Task to complete
For the listing underneath, give the count of lines containing the string "xlabel" and nothing further.

┄┄┄┄┄┄

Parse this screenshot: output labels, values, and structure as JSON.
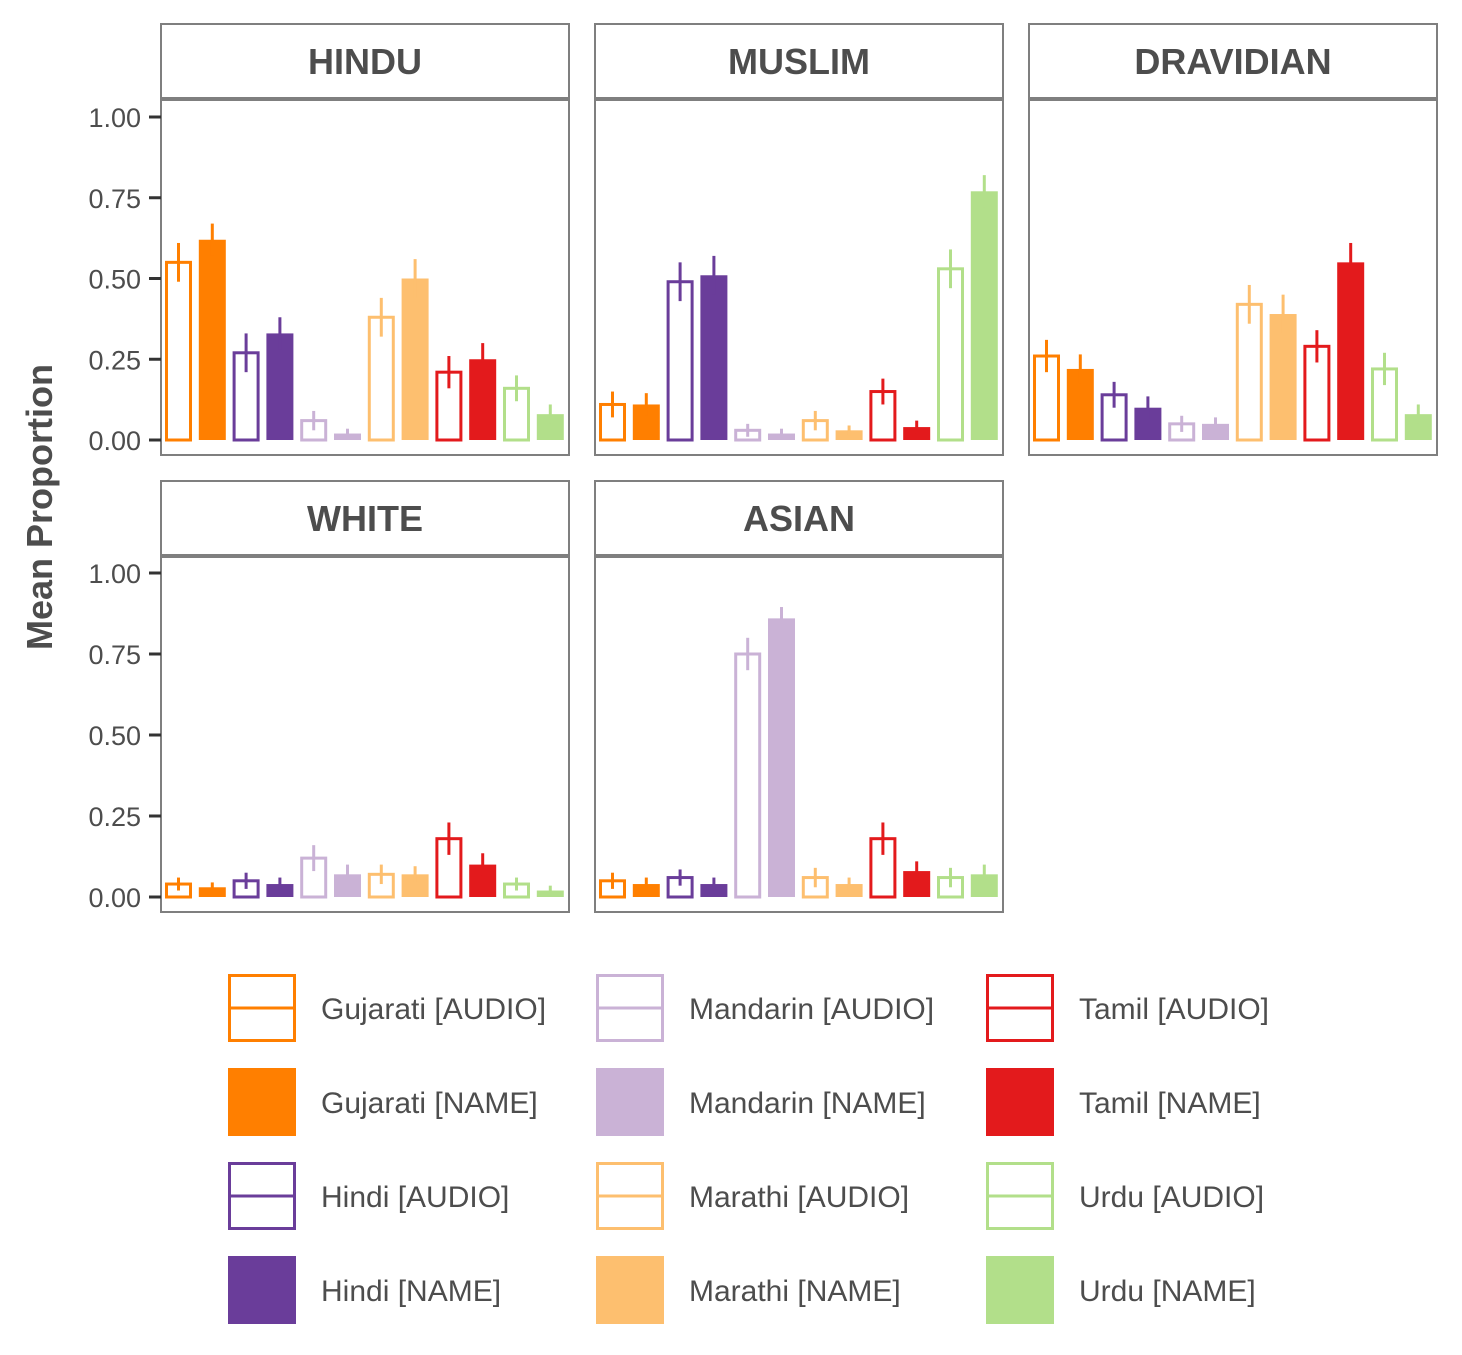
{
  "chart_data": {
    "type": "bar",
    "ylabel": "Mean Proportion",
    "xlabel": "",
    "ylim": [
      0,
      1.0
    ],
    "yticks": [
      "0.00",
      "0.25",
      "0.50",
      "0.75",
      "1.00"
    ],
    "grid": false,
    "legend_position": "bottom",
    "colors": {
      "Gujarati": "#ff7f00",
      "Hindi": "#6a3d9a",
      "Mandarin": "#cab2d6",
      "Marathi": "#fdbf6f",
      "Tamil": "#e31a1c",
      "Urdu": "#b2df8a"
    },
    "series": [
      {
        "name": "Gujarati [AUDIO]",
        "language": "Gujarati",
        "style": "outline"
      },
      {
        "name": "Gujarati [NAME]",
        "language": "Gujarati",
        "style": "filled"
      },
      {
        "name": "Hindi [AUDIO]",
        "language": "Hindi",
        "style": "outline"
      },
      {
        "name": "Hindi [NAME]",
        "language": "Hindi",
        "style": "filled"
      },
      {
        "name": "Mandarin [AUDIO]",
        "language": "Mandarin",
        "style": "outline"
      },
      {
        "name": "Mandarin [NAME]",
        "language": "Mandarin",
        "style": "filled"
      },
      {
        "name": "Marathi [AUDIO]",
        "language": "Marathi",
        "style": "outline"
      },
      {
        "name": "Marathi [NAME]",
        "language": "Marathi",
        "style": "filled"
      },
      {
        "name": "Tamil [AUDIO]",
        "language": "Tamil",
        "style": "outline"
      },
      {
        "name": "Tamil [NAME]",
        "language": "Tamil",
        "style": "filled"
      },
      {
        "name": "Urdu [AUDIO]",
        "language": "Urdu",
        "style": "outline"
      },
      {
        "name": "Urdu [NAME]",
        "language": "Urdu",
        "style": "filled"
      }
    ],
    "panels": [
      {
        "title": "HINDU",
        "values": [
          0.55,
          0.62,
          0.27,
          0.33,
          0.06,
          0.02,
          0.38,
          0.5,
          0.21,
          0.25,
          0.16,
          0.08
        ],
        "errors": [
          0.06,
          0.05,
          0.06,
          0.05,
          0.03,
          0.015,
          0.06,
          0.06,
          0.05,
          0.05,
          0.04,
          0.03
        ]
      },
      {
        "title": "MUSLIM",
        "values": [
          0.11,
          0.11,
          0.49,
          0.51,
          0.03,
          0.02,
          0.06,
          0.03,
          0.15,
          0.04,
          0.53,
          0.77
        ],
        "errors": [
          0.04,
          0.035,
          0.06,
          0.06,
          0.02,
          0.015,
          0.03,
          0.015,
          0.04,
          0.02,
          0.06,
          0.05
        ]
      },
      {
        "title": "DRAVIDIAN",
        "values": [
          0.26,
          0.22,
          0.14,
          0.1,
          0.05,
          0.05,
          0.42,
          0.39,
          0.29,
          0.55,
          0.22,
          0.08
        ],
        "errors": [
          0.05,
          0.045,
          0.04,
          0.035,
          0.025,
          0.02,
          0.06,
          0.06,
          0.05,
          0.06,
          0.05,
          0.03
        ]
      },
      {
        "title": "WHITE",
        "values": [
          0.04,
          0.03,
          0.05,
          0.04,
          0.12,
          0.07,
          0.07,
          0.07,
          0.18,
          0.1,
          0.04,
          0.02
        ],
        "errors": [
          0.02,
          0.015,
          0.025,
          0.02,
          0.04,
          0.03,
          0.03,
          0.025,
          0.05,
          0.035,
          0.02,
          0.015
        ]
      },
      {
        "title": "ASIAN",
        "values": [
          0.05,
          0.04,
          0.06,
          0.04,
          0.75,
          0.86,
          0.06,
          0.04,
          0.18,
          0.08,
          0.06,
          0.07
        ],
        "errors": [
          0.025,
          0.02,
          0.025,
          0.02,
          0.05,
          0.035,
          0.03,
          0.02,
          0.05,
          0.03,
          0.03,
          0.03
        ]
      }
    ]
  }
}
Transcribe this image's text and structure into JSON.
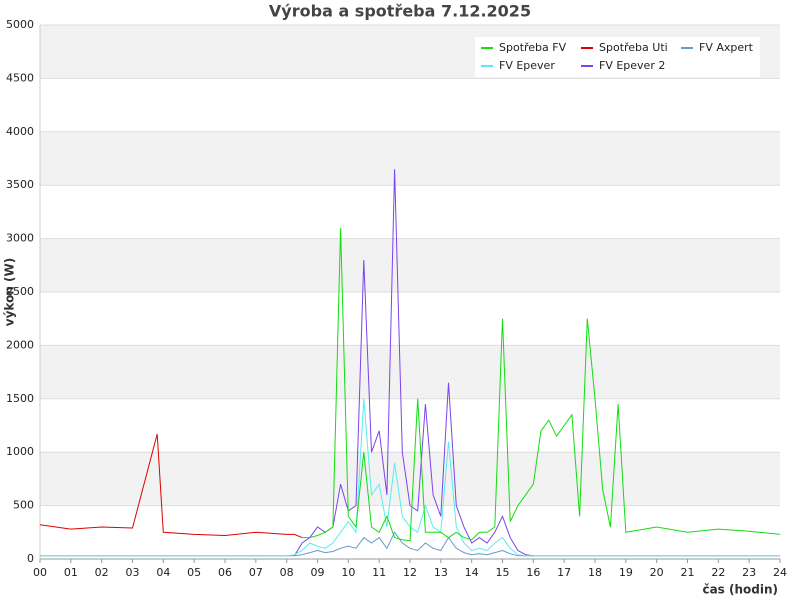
{
  "chart_data": {
    "type": "line",
    "title": "Výroba a spotřeba 7.12.2025",
    "ylabel": "výkon (W)",
    "xlabel": "čas (hodin)",
    "xlim": [
      0,
      24
    ],
    "ylim": [
      0,
      5000
    ],
    "yticks": [
      0,
      500,
      1000,
      1500,
      2000,
      2500,
      3000,
      3500,
      4000,
      4500,
      5000
    ],
    "xticks": [
      {
        "value": 0,
        "label": "00"
      },
      {
        "value": 1,
        "label": "01"
      },
      {
        "value": 2,
        "label": "02"
      },
      {
        "value": 3,
        "label": "03"
      },
      {
        "value": 4,
        "label": "04"
      },
      {
        "value": 5,
        "label": "05"
      },
      {
        "value": 6,
        "label": "06"
      },
      {
        "value": 7,
        "label": "07"
      },
      {
        "value": 8,
        "label": "08"
      },
      {
        "value": 9,
        "label": "09"
      },
      10,
      11,
      12,
      13,
      14,
      15,
      16,
      17,
      18,
      19,
      20,
      21,
      22,
      23,
      24
    ],
    "grid": true,
    "legend": "upper right",
    "x": [
      0,
      1,
      2,
      3,
      3.8,
      4,
      5,
      6,
      7,
      8,
      8.25,
      8.5,
      8.75,
      9,
      9.25,
      9.5,
      9.75,
      10,
      10.25,
      10.5,
      10.75,
      11,
      11.25,
      11.5,
      11.75,
      12,
      12.25,
      12.5,
      12.75,
      13,
      13.25,
      13.5,
      13.75,
      14,
      14.25,
      14.5,
      14.75,
      15,
      15.25,
      15.5,
      15.75,
      16,
      16.25,
      16.5,
      16.75,
      17,
      17.25,
      17.5,
      17.75,
      18,
      18.25,
      18.5,
      18.75,
      19,
      20,
      21,
      22,
      23,
      24
    ],
    "series": [
      {
        "name": "Spotřeba FV",
        "color": "#11dd11",
        "values": [
          null,
          null,
          null,
          null,
          null,
          null,
          null,
          null,
          null,
          null,
          null,
          200,
          200,
          220,
          250,
          300,
          3100,
          400,
          300,
          1000,
          300,
          250,
          400,
          200,
          180,
          170,
          1500,
          250,
          250,
          250,
          200,
          250,
          200,
          180,
          250,
          250,
          300,
          2250,
          350,
          500,
          600,
          700,
          1200,
          1300,
          1150,
          1250,
          1350,
          400,
          2250,
          1500,
          650,
          300,
          1450,
          250,
          300,
          250,
          280,
          260,
          230
        ]
      },
      {
        "name": "Spotřeba Uti",
        "color": "#dd0000",
        "values": [
          320,
          280,
          300,
          290,
          1170,
          250,
          230,
          220,
          250,
          230,
          230,
          200,
          null,
          null,
          null,
          null,
          null,
          null,
          null,
          null,
          null,
          null,
          null,
          null,
          null,
          null,
          null,
          null,
          null,
          null,
          null,
          null,
          null,
          null,
          null,
          null,
          null,
          null,
          null,
          null,
          null,
          null,
          null,
          null,
          null,
          null,
          null,
          null,
          null,
          null,
          null,
          null,
          null,
          null,
          null,
          null,
          null,
          null,
          null
        ]
      },
      {
        "name": "FV Axpert",
        "color": "#6699cc",
        "values": [
          30,
          30,
          30,
          30,
          30,
          30,
          30,
          30,
          30,
          30,
          30,
          40,
          60,
          80,
          60,
          70,
          100,
          120,
          100,
          200,
          150,
          200,
          100,
          250,
          150,
          100,
          80,
          150,
          100,
          80,
          200,
          100,
          60,
          40,
          50,
          40,
          60,
          80,
          50,
          30,
          30,
          30,
          30,
          30,
          30,
          30,
          30,
          30,
          30,
          30,
          30,
          30,
          30,
          30,
          30,
          30,
          30,
          30,
          30
        ]
      },
      {
        "name": "FV Epever",
        "color": "#55eeee",
        "values": [
          30,
          30,
          30,
          30,
          30,
          30,
          30,
          30,
          30,
          30,
          40,
          80,
          150,
          120,
          100,
          150,
          250,
          350,
          250,
          1500,
          600,
          700,
          300,
          900,
          400,
          300,
          250,
          500,
          300,
          250,
          1100,
          300,
          150,
          80,
          100,
          80,
          150,
          200,
          100,
          40,
          30,
          30,
          30,
          30,
          30,
          30,
          30,
          30,
          30,
          30,
          30,
          30,
          30,
          30,
          30,
          30,
          30,
          30,
          30
        ]
      },
      {
        "name": "FV Epever 2",
        "color": "#7a44ee",
        "values": [
          null,
          null,
          null,
          null,
          null,
          null,
          null,
          null,
          null,
          null,
          30,
          150,
          200,
          300,
          250,
          300,
          700,
          450,
          500,
          2800,
          1000,
          1200,
          600,
          3650,
          1000,
          500,
          450,
          1450,
          600,
          400,
          1650,
          500,
          300,
          150,
          200,
          150,
          250,
          400,
          200,
          80,
          40,
          30,
          null,
          null,
          null,
          null,
          null,
          null,
          null,
          null,
          null,
          null,
          null,
          null,
          null,
          null,
          null,
          null,
          null
        ]
      }
    ]
  }
}
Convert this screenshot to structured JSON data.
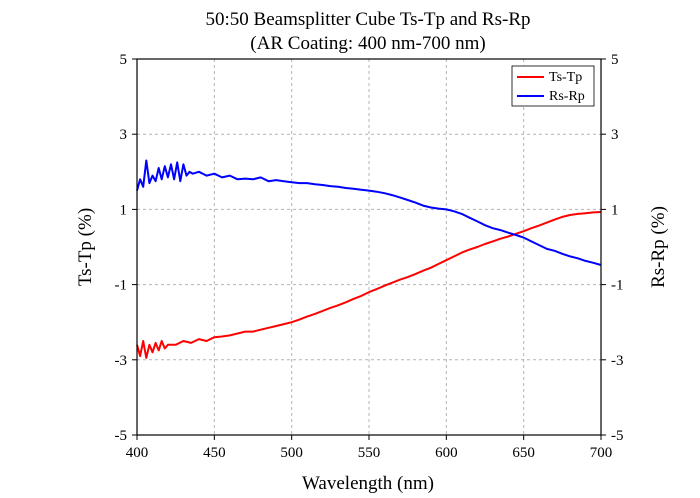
{
  "chart_data": {
    "type": "line",
    "title": "50:50 Beamsplitter Cube Ts-Tp and Rs-Rp",
    "subtitle": "(AR Coating: 400 nm-700 nm)",
    "xlabel": "Wavelength (nm)",
    "ylabel_left": "Ts-Tp (%)",
    "ylabel_right": "Rs-Rp (%)",
    "xlim": [
      400,
      700
    ],
    "ylim": [
      -5,
      5
    ],
    "x_ticks": [
      "400",
      "450",
      "500",
      "550",
      "600",
      "650",
      "700"
    ],
    "y_ticks": [
      "-5",
      "-3",
      "-1",
      "1",
      "3",
      "5"
    ],
    "grid": "dashed",
    "legend_position": "top-right",
    "series": [
      {
        "name": "Ts-Tp",
        "color": "#ff0000",
        "x": [
          400,
          402,
          404,
          406,
          408,
          410,
          412,
          414,
          416,
          418,
          420,
          425,
          430,
          435,
          440,
          445,
          450,
          455,
          460,
          465,
          470,
          475,
          480,
          485,
          490,
          495,
          500,
          505,
          510,
          515,
          520,
          525,
          530,
          535,
          540,
          545,
          550,
          555,
          560,
          565,
          570,
          575,
          580,
          585,
          590,
          595,
          600,
          605,
          610,
          615,
          620,
          625,
          630,
          635,
          640,
          645,
          650,
          655,
          660,
          665,
          670,
          675,
          680,
          685,
          690,
          695,
          700
        ],
        "y": [
          -2.6,
          -2.9,
          -2.5,
          -2.95,
          -2.6,
          -2.8,
          -2.55,
          -2.75,
          -2.5,
          -2.7,
          -2.6,
          -2.6,
          -2.5,
          -2.55,
          -2.45,
          -2.5,
          -2.4,
          -2.38,
          -2.35,
          -2.3,
          -2.25,
          -2.25,
          -2.2,
          -2.15,
          -2.1,
          -2.05,
          -2.0,
          -1.93,
          -1.85,
          -1.78,
          -1.7,
          -1.62,
          -1.55,
          -1.47,
          -1.38,
          -1.3,
          -1.2,
          -1.12,
          -1.03,
          -0.95,
          -0.87,
          -0.8,
          -0.72,
          -0.63,
          -0.55,
          -0.45,
          -0.35,
          -0.25,
          -0.15,
          -0.07,
          0.0,
          0.08,
          0.15,
          0.22,
          0.28,
          0.35,
          0.42,
          0.5,
          0.57,
          0.65,
          0.73,
          0.8,
          0.85,
          0.88,
          0.9,
          0.92,
          0.93
        ]
      },
      {
        "name": "Rs-Rp",
        "color": "#0000ff",
        "x": [
          400,
          402,
          404,
          406,
          408,
          410,
          412,
          414,
          416,
          418,
          420,
          422,
          424,
          426,
          428,
          430,
          432,
          434,
          436,
          440,
          445,
          450,
          455,
          460,
          465,
          470,
          475,
          480,
          485,
          490,
          495,
          500,
          505,
          510,
          515,
          520,
          525,
          530,
          535,
          540,
          545,
          550,
          555,
          560,
          565,
          570,
          575,
          580,
          585,
          590,
          595,
          600,
          605,
          610,
          615,
          620,
          625,
          630,
          635,
          640,
          645,
          650,
          655,
          660,
          665,
          670,
          675,
          680,
          685,
          690,
          695,
          700
        ],
        "y": [
          1.5,
          1.8,
          1.6,
          2.3,
          1.7,
          1.9,
          1.75,
          2.1,
          1.8,
          2.15,
          1.85,
          2.2,
          1.8,
          2.25,
          1.75,
          2.2,
          1.9,
          2.0,
          1.95,
          2.0,
          1.9,
          1.95,
          1.85,
          1.9,
          1.8,
          1.82,
          1.8,
          1.85,
          1.75,
          1.78,
          1.75,
          1.72,
          1.7,
          1.7,
          1.67,
          1.65,
          1.62,
          1.6,
          1.57,
          1.55,
          1.52,
          1.5,
          1.47,
          1.43,
          1.38,
          1.32,
          1.25,
          1.18,
          1.1,
          1.05,
          1.02,
          1.0,
          0.95,
          0.88,
          0.78,
          0.68,
          0.58,
          0.5,
          0.45,
          0.38,
          0.32,
          0.25,
          0.15,
          0.05,
          -0.05,
          -0.1,
          -0.18,
          -0.25,
          -0.3,
          -0.37,
          -0.42,
          -0.48
        ]
      }
    ]
  }
}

┄┄┄┄┄┄

Response to this exercise
3